• _TASK TO CARRY OUT_
Every entry must be copied word for word.

• _SUPPLIED ENTRIES_
= = = = = = =

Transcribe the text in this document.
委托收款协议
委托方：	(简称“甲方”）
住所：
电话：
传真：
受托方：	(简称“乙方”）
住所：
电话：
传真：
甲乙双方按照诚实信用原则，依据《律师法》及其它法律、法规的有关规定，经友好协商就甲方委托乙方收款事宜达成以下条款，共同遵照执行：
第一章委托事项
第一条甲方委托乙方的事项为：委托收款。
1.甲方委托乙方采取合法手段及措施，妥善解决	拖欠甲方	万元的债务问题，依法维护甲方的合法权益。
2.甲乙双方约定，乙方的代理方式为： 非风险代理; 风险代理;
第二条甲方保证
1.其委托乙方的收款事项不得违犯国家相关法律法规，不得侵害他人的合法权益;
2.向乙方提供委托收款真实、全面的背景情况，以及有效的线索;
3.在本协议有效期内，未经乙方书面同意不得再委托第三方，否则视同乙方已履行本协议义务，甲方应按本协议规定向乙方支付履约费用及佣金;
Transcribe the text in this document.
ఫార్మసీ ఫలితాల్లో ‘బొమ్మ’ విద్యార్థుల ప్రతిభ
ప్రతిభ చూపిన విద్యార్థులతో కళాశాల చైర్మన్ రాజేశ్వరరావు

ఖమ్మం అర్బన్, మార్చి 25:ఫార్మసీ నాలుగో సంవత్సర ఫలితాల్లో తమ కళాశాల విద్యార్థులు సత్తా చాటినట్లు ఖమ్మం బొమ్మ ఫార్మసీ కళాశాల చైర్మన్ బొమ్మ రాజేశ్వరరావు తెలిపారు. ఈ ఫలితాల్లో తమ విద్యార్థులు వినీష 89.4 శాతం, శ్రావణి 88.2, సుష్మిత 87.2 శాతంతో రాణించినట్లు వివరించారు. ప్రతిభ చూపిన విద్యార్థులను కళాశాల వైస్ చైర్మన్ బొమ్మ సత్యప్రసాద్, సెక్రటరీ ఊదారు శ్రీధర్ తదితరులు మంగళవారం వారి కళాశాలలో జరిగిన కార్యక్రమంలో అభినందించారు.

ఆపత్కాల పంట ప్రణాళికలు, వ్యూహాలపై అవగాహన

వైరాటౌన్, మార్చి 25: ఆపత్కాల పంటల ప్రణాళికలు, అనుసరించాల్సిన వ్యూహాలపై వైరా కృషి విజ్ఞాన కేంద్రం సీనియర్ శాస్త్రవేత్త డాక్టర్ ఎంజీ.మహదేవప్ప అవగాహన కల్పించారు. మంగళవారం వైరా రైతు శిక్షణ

= = = = = = =

• _WORKED SOLUTION_
Transcribe the text in this document.
委托收款协议
委托方：	(简称“甲方”）
住所：
电话：
传真：
受托方：	(简称“乙方”）
住所：
电话：
传真：
甲乙双方按照诚实信用原则，依据《律师法》及其它法律、法规的有关规定，经友好协商就甲方委托乙方收款事宜达成以下条款，共同遵照执行：
第一章委托事项
第一条甲方委托乙方的事项为：委托收款。
1.甲方委托乙方采取合法手段及措施，妥善解决	拖欠甲方	万元的债务问题，依法维护甲方的合法权益。
2.甲乙双方约定，乙方的代理方式为： 非风险代理; 风险代理;
第二条甲方保证
1.其委托乙方的收款事项不得违犯国家相关法律法规，不得侵害他人的合法权益;
2.向乙方提供委托收款真实、全面的背景情况，以及有效的线索;
3.在本协议有效期内，未经乙方书面同意不得再委托第三方，否则视同乙方已履行本协议义务，甲方应按本协议规定向乙方支付履约费用及佣金;
Transcribe the text in this document.
ఫార్మసీ ఫలితాల్లో ‘బొమ్మ’ విద్యార్థుల ప్రతిభ
ప్రతిభ చూపిన విద్యార్థులతో కళాశాల చైర్మన్ రాజేశ్వరరావు

ఖమ్మం అర్బన్, మార్చి 25:ఫార్మసీ నాలుగో సంవత్సర ఫలితాల్లో తమ కళాశాల విద్యార్థులు సత్తా చాటినట్లు ఖమ్మం బొమ్మ ఫార్మసీ కళాశాల చైర్మన్ బొమ్మ రాజేశ్వరరావు తెలిపారు. ఈ ఫలితాల్లో తమ విద్యార్థులు వినీష 89.4 శాతం, శ్రావణి 88.2, సుష్మిత 87.2 శాతంతో రాణించినట్లు వివరించారు. ప్రతిభ చూపిన విద్యార్థులను కళాశాల వైస్ చైర్మన్ బొమ్మ సత్యప్రసాద్, సెక్రటరీ ఊదారు శ్రీధర్ తదితరులు మంగళవారం వారి కళాశాలలో జరిగిన కార్యక్రమంలో అభినందించారు.

ఆపత్కాల పంట ప్రణాళికలు, వ్యూహాలపై అవగాహన

వైరాటౌన్, మార్చి 25: ఆపత్కాల పంటల ప్రణాళికలు, అనుసరించాల్సిన వ్యూహాలపై వైరా కృషి విజ్ఞాన కేంద్రం సీనియర్ శాస్త్రవేత్త డాక్టర్ ఎంజీ.మహదేవప్ప అవగాహన కల్పించారు. మంగళవారం వైరా రైతు శిక్షణ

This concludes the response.